## Exercise prompt
Below are records to be output exactly, every one of them.

## Records to process
%%

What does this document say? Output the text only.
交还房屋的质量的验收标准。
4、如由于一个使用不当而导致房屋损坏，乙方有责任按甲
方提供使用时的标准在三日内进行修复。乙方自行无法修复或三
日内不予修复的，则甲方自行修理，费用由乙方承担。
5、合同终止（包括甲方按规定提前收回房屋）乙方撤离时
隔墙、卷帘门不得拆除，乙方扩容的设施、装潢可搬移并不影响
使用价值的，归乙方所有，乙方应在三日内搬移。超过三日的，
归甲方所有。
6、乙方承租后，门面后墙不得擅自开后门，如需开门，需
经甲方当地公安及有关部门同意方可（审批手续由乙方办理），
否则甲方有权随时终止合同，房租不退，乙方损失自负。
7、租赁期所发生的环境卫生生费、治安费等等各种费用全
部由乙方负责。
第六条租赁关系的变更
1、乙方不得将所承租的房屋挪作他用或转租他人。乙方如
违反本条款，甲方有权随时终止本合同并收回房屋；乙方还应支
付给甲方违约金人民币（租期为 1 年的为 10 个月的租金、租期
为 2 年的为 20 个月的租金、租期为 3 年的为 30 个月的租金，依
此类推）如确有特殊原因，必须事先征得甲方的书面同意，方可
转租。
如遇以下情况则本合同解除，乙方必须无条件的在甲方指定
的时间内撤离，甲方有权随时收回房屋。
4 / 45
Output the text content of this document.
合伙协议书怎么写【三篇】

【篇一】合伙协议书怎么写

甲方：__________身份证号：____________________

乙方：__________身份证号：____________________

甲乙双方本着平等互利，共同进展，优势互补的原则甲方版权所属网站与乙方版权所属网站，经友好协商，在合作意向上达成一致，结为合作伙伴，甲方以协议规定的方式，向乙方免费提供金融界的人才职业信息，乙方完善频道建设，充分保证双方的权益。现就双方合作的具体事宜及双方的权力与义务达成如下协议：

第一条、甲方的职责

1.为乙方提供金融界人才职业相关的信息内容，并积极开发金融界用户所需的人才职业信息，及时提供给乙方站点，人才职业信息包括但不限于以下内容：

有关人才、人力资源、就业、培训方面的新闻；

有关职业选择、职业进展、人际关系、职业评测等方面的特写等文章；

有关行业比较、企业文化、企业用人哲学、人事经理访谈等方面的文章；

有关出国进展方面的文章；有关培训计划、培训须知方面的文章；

%%

## Exercise solution
What does this document say? Output the text only.
交还房屋的质量的验收标准。
4、如由于一个使用不当而导致房屋损坏，乙方有责任按甲
方提供使用时的标准在三日内进行修复。乙方自行无法修复或三
日内不予修复的，则甲方自行修理，费用由乙方承担。
5、合同终止（包括甲方按规定提前收回房屋）乙方撤离时
隔墙、卷帘门不得拆除，乙方扩容的设施、装潢可搬移并不影响
使用价值的，归乙方所有，乙方应在三日内搬移。超过三日的，
归甲方所有。
6、乙方承租后，门面后墙不得擅自开后门，如需开门，需
经甲方当地公安及有关部门同意方可（审批手续由乙方办理），
否则甲方有权随时终止合同，房租不退，乙方损失自负。
7、租赁期所发生的环境卫生生费、治安费等等各种费用全
部由乙方负责。
第六条租赁关系的变更
1、乙方不得将所承租的房屋挪作他用或转租他人。乙方如
违反本条款，甲方有权随时终止本合同并收回房屋；乙方还应支
付给甲方违约金人民币（租期为 1 年的为 10 个月的租金、租期
为 2 年的为 20 个月的租金、租期为 3 年的为 30 个月的租金，依
此类推）如确有特殊原因，必须事先征得甲方的书面同意，方可
转租。
如遇以下情况则本合同解除，乙方必须无条件的在甲方指定
的时间内撤离，甲方有权随时收回房屋。
4 / 45
Output the text content of this document.
合伙协议书怎么写【三篇】

【篇一】合伙协议书怎么写

甲方：__________身份证号：____________________

乙方：__________身份证号：____________________

甲乙双方本着平等互利，共同进展，优势互补的原则甲方版权所属网站与乙方版权所属网站，经友好协商，在合作意向上达成一致，结为合作伙伴，甲方以协议规定的方式，向乙方免费提供金融界的人才职业信息，乙方完善频道建设，充分保证双方的权益。现就双方合作的具体事宜及双方的权力与义务达成如下协议：

第一条、甲方的职责

1.为乙方提供金融界人才职业相关的信息内容，并积极开发金融界用户所需的人才职业信息，及时提供给乙方站点，人才职业信息包括但不限于以下内容：

有关人才、人力资源、就业、培训方面的新闻；

有关职业选择、职业进展、人际关系、职业评测等方面的特写等文章；

有关行业比较、企业文化、企业用人哲学、人事经理访谈等方面的文章；

有关出国进展方面的文章；有关培训计划、培训须知方面的文章；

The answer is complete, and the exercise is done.